▸ EXERCISE BRIEF: Reproduce the listing below exactly. Pictures do not belong in the copy.

(Dataset records)
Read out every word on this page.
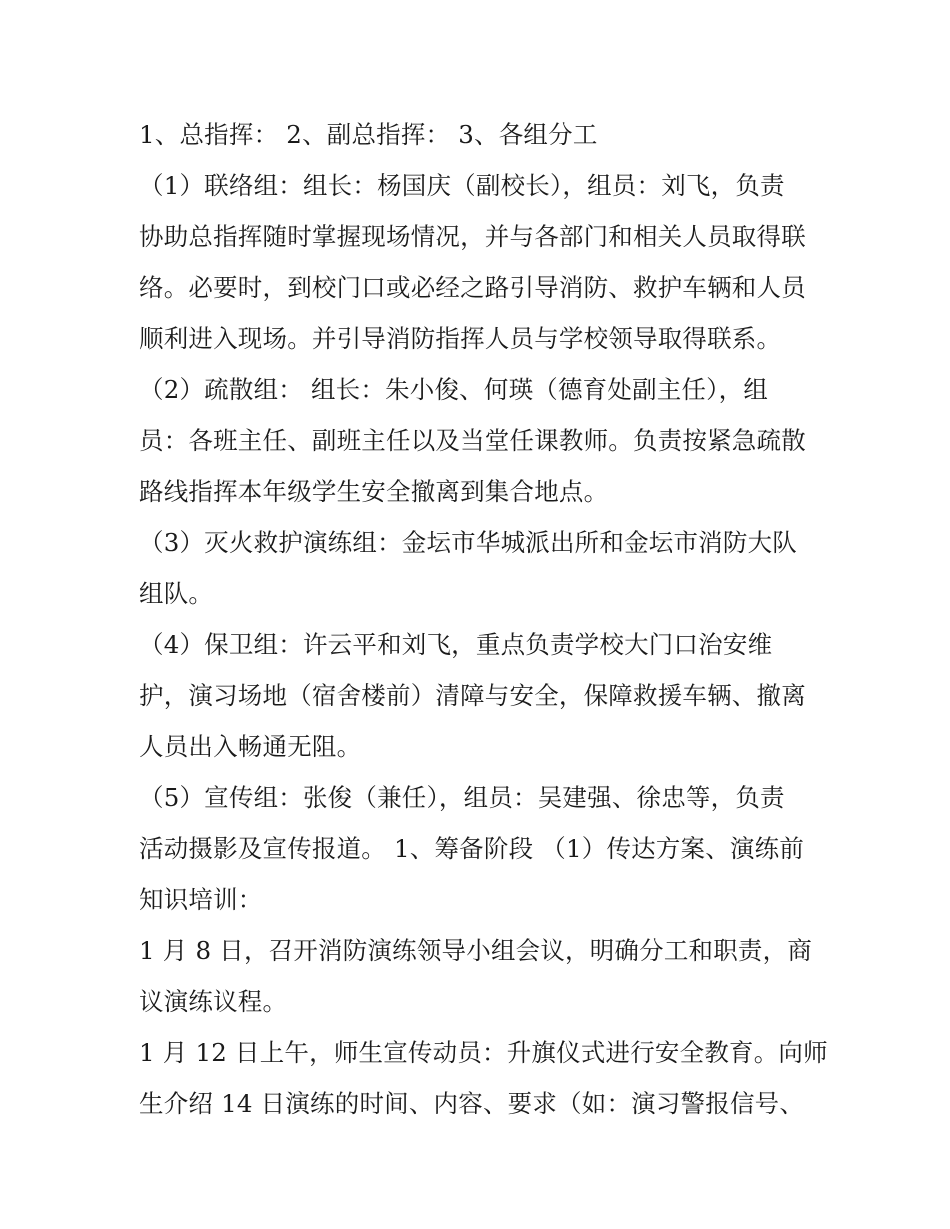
1、总指挥： 2、副总指挥： 3、各组分工
（1）联络组：组长：杨国庆（副校长），组员：刘飞，负责
协助总指挥随时掌握现场情况，并与各部门和相关人员取得联
络。必要时，到校门口或必经之路引导消防、救护车辆和人员
顺利进入现场。并引导消防指挥人员与学校领导取得联系。
（2）疏散组： 组长：朱小俊、何瑛（德育处副主任），组
员：各班主任、副班主任以及当堂任课教师。负责按紧急疏散
路线指挥本年级学生安全撤离到集合地点。
（3）灭火救护演练组：金坛市华城派出所和金坛市消防大队
组队。
（4）保卫组：许云平和刘飞，重点负责学校大门口治安维
护，演习场地（宿舍楼前）清障与安全，保障救援车辆、撤离
人员出入畅通无阻。
（5）宣传组：张俊（兼任），组员：吴建强、徐忠等，负责
活动摄影及宣传报道。 1、筹备阶段 （1）传达方案、演练前
知识培训：
1 月 8 日，召开消防演练领导小组会议，明确分工和职责，商
议演练议程。
1 月 12 日上午，师生宣传动员：升旗仪式进行安全教育。向师
生介绍 14 日演练的时间、内容、要求（如：演习警报信号、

▸ ANSWER TO THIS EXERCISE:
Read out every word on this page.
1、总指挥： 2、副总指挥： 3、各组分工
（1）联络组：组长：杨国庆（副校长），组员：刘飞，负责
协助总指挥随时掌握现场情况，并与各部门和相关人员取得联
络。必要时，到校门口或必经之路引导消防、救护车辆和人员
顺利进入现场。并引导消防指挥人员与学校领导取得联系。
（2）疏散组： 组长：朱小俊、何瑛（德育处副主任），组
员：各班主任、副班主任以及当堂任课教师。负责按紧急疏散
路线指挥本年级学生安全撤离到集合地点。
（3）灭火救护演练组：金坛市华城派出所和金坛市消防大队
组队。
（4）保卫组：许云平和刘飞，重点负责学校大门口治安维
护，演习场地（宿舍楼前）清障与安全，保障救援车辆、撤离
人员出入畅通无阻。
（5）宣传组：张俊（兼任），组员：吴建强、徐忠等，负责
活动摄影及宣传报道。 1、筹备阶段 （1）传达方案、演练前
知识培训：
1 月 8 日，召开消防演练领导小组会议，明确分工和职责，商
议演练议程。
1 月 12 日上午，师生宣传动员：升旗仪式进行安全教育。向师
生介绍 14 日演练的时间、内容、要求（如：演习警报信号、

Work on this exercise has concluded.